Extract the part of the passage on the Tibetan fields of study that runs from "10) Buddhist philosophy" up to and including "outer knowledge, rig-gnas-kyi-phyogs.".

Passage to read:
● ● ● ● ●

7) The second higher field of study at the greater universities of the Tibetan tradition is gso-ba’i-rig-pa, “the science of healing, medicine.” The general meaning of gso-ba is “to mend, to feed, to nourish, to enhance.” While studying the first art of higher education, we learn how things are made. Medical training is the study of how living bodies function. When the physical body doesn’t function, we diagnose and treat a patient with medicine. There are many ways of diagnosing a sickness and disease. If a Tibetan doctor is not able to immediately find the cause of an illness, he will test ten remedies that he could prescribe after having diagnosed a sickness. He makes a diagnosis by adding a sample of one of each ten possible remedies to each sample of urine that a patient filled into ten separate jars. A physician will then carefully observe what happens in each jar, will then be able to recommend a medicine and treat his patients effectively.19 The organs of the human body correspond to specific herbs, which grow on mountain slopes or meadows. Our medicine is biological and non-invasive.20
 
8) The third higher field of study is phonetics (sgra’i-rig-pa), the science that investigates the formation of sounds by the speech organs and apprehension by the ear so that individuals understand the art of speech as well as the application to the understanding and speaking of languages. Phonetics is often thought to be the study of the Sanskrit alphabet, but it is much more – it is an ornament, sgra’i-rgyan, that adorns someone who has become open and flexible through communicating with others fairly. Phonetics is the study of all the elements, movements, feelings, environment, and sounds that can be heard. The thorough study of sgra-ba enables a sincere student to understand what animals are saying when they make sounds that express their sensations and feelings. It is a higher branch of study that also enables us to know what a breeze, a fire burning in the oven, or a stream are telling us.21
 
9) Dynamics is the branch of science that studies movements and vibrations, which make sounds. One aspect of knowledge won through the study of dynamics is electronics, a field of physics that studies how televisions, radios, and telephones are made and function. Another branch of physics is kinetics, which enables us to watch someone we are speaking with over the phone and who is at the earth’s other side, as though that person were in the same room. Dynamics and electronics are the study of vibrations occurring in an environment and the physical properties of sounds.22
 
10) Buddhist philosophy is often described as the study of logic (pramana in Sanskrit, tshad-ma’i-rig-pa in Tibetan). Logic is the very complicated study of the two levels of truth (bden-gnyis) that are nominally distinct, i.e., ultimate truth (don-dam-bden-pa) and relative truth (kun-rdzob-kyi-bden-pa).23 It takes 10 to 15 years of determination and rigorous study on the side of a student to master the higher science of pramana correctly.24
 
We learn how everything is made, how things function, and the interconnectedness of all things. Mastering the minor and major fields of study is the way a practitioner wins outer knowledge, rig-gnas-kyi-phyogs.

● ● ● ● ●

[Excerpts from a dataset]
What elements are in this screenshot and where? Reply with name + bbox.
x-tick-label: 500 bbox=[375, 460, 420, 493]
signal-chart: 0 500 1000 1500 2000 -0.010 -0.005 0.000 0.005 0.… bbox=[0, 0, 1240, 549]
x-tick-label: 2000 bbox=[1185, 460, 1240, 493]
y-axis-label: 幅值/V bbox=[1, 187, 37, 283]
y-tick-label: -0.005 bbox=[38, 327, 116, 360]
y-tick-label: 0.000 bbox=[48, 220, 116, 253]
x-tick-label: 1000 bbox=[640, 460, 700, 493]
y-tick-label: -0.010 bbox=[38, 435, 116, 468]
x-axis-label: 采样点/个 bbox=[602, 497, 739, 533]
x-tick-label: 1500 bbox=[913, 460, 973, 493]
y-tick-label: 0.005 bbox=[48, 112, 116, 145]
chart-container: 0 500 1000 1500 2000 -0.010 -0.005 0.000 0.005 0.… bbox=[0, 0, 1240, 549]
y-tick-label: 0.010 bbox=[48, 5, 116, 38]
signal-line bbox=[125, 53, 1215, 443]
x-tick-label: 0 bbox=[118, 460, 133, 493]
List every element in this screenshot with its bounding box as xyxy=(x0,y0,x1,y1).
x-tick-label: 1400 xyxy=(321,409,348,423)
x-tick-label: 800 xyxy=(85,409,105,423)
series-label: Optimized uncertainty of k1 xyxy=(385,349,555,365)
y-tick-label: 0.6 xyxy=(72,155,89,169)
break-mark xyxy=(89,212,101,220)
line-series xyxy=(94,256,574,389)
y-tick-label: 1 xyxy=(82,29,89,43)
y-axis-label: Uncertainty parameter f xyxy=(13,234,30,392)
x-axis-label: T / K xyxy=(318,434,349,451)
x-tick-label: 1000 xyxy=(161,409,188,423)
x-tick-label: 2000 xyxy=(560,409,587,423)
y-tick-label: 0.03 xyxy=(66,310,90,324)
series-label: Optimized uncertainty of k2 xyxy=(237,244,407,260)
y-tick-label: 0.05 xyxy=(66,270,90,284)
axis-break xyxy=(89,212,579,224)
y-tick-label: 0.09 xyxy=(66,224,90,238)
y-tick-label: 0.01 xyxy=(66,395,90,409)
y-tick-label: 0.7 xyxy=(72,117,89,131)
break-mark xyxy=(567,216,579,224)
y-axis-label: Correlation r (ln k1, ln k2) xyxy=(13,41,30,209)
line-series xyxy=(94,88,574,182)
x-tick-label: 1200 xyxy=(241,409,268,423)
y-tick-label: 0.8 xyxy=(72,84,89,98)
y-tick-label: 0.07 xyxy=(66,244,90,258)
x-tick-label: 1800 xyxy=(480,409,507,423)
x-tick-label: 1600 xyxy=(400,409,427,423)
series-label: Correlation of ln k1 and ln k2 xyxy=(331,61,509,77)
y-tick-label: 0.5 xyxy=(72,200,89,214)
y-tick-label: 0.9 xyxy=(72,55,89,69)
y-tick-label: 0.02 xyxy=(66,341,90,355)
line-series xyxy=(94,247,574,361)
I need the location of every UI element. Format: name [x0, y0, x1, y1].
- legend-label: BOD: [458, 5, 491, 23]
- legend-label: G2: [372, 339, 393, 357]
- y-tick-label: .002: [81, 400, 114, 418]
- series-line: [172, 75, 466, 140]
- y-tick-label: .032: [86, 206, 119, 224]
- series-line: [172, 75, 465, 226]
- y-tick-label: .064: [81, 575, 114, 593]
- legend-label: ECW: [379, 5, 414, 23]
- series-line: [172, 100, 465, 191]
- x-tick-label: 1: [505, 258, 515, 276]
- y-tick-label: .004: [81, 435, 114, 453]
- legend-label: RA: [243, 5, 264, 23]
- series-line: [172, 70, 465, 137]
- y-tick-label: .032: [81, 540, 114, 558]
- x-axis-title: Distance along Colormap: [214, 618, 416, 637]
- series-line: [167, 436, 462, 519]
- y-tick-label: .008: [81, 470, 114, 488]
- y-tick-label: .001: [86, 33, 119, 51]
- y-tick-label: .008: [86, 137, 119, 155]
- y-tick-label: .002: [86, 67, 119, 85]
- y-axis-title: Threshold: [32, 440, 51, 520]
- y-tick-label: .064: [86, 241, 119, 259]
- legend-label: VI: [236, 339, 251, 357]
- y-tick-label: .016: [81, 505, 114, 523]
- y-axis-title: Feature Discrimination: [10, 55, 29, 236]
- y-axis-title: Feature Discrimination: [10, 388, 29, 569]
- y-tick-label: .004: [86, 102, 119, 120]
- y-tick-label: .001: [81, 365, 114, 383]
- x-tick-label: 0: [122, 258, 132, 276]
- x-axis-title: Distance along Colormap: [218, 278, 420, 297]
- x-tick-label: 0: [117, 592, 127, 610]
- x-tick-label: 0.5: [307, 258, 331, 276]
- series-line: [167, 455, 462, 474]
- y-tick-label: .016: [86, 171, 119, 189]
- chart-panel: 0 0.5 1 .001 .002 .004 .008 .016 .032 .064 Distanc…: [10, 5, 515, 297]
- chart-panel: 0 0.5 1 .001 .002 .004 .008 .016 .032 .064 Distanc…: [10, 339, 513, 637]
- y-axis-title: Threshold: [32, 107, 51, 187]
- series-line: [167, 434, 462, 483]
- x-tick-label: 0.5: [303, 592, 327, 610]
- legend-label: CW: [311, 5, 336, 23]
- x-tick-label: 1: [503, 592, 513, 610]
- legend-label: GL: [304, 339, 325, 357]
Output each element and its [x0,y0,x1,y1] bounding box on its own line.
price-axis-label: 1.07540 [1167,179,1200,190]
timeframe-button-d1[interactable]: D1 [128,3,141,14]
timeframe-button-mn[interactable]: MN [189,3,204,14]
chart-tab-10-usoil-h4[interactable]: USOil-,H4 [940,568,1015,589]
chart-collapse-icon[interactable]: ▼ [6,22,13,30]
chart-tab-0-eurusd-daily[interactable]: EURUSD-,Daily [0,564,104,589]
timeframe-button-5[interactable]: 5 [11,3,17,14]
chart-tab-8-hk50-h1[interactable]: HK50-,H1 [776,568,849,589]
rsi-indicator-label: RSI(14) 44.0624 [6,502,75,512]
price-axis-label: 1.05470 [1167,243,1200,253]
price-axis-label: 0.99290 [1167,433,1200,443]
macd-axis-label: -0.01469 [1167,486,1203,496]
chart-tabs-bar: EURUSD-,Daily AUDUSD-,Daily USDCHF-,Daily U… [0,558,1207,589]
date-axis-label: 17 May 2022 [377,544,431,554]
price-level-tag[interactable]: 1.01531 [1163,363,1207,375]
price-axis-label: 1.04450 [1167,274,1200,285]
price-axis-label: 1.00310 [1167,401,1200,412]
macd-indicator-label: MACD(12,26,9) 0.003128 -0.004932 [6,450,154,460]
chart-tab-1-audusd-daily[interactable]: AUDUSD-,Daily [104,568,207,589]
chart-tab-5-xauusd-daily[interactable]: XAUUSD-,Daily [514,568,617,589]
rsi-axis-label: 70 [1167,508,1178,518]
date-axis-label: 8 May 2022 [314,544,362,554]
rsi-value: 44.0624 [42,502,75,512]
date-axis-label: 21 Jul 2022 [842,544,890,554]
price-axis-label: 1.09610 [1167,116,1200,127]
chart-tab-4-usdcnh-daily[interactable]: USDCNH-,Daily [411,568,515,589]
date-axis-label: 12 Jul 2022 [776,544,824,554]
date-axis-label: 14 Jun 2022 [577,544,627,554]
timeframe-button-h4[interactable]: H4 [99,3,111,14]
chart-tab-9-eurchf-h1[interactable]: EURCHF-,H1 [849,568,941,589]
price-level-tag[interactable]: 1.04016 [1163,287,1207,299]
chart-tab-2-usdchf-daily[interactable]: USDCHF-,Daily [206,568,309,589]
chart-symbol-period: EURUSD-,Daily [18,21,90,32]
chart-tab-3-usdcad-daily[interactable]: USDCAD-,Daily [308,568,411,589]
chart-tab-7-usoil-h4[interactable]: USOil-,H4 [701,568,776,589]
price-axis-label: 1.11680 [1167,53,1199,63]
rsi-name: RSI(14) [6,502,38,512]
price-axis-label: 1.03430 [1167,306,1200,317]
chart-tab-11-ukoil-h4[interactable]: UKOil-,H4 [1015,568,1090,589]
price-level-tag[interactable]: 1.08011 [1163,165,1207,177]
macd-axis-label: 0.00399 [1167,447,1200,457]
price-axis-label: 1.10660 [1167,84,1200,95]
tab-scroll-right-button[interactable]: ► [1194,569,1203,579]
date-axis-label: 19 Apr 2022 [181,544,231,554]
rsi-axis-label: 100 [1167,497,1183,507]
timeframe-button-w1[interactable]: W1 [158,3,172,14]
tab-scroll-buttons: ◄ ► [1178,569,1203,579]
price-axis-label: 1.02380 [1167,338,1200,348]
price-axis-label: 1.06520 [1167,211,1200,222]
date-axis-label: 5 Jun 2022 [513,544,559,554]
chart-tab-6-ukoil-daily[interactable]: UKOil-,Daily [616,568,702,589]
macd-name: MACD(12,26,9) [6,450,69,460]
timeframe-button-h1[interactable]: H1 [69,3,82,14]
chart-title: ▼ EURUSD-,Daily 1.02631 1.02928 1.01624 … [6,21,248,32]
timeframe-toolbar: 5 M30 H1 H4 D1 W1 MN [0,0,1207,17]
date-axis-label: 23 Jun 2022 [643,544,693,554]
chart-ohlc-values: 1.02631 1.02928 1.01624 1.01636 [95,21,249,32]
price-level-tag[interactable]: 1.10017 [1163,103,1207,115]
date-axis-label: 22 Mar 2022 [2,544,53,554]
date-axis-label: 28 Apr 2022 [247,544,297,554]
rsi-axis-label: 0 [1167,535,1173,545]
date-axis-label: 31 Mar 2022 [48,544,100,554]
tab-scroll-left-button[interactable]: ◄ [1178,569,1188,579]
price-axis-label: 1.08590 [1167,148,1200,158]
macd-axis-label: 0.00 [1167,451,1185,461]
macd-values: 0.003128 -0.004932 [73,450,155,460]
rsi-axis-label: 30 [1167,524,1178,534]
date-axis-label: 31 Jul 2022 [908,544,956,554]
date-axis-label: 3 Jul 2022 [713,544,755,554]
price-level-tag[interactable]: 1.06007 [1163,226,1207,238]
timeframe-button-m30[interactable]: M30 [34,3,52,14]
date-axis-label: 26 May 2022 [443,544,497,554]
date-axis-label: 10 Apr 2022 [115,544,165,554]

● ● ● ● ●

Solution to this problem:
10) Buddhist philosophy is often described as the study of logic (pramana in Sanskrit, tshad-ma’i-rig-pa in Tibetan). Logic is the very complicated study of the two levels of truth (bden-gnyis) that are nominally distinct, i.e., ultimate truth (don-dam-bden-pa) and relative truth (kun-rdzob-kyi-bden-pa).23 It takes 10 to 15 years of determination and rigorous study on the side of a student to master the higher science of pramana correctly.24
 
We learn how everything is made, how things function, and the interconnectedness of all things. Mastering the minor and major fields of study is the way a practitioner wins outer knowledge, rig-gnas-kyi-phyogs.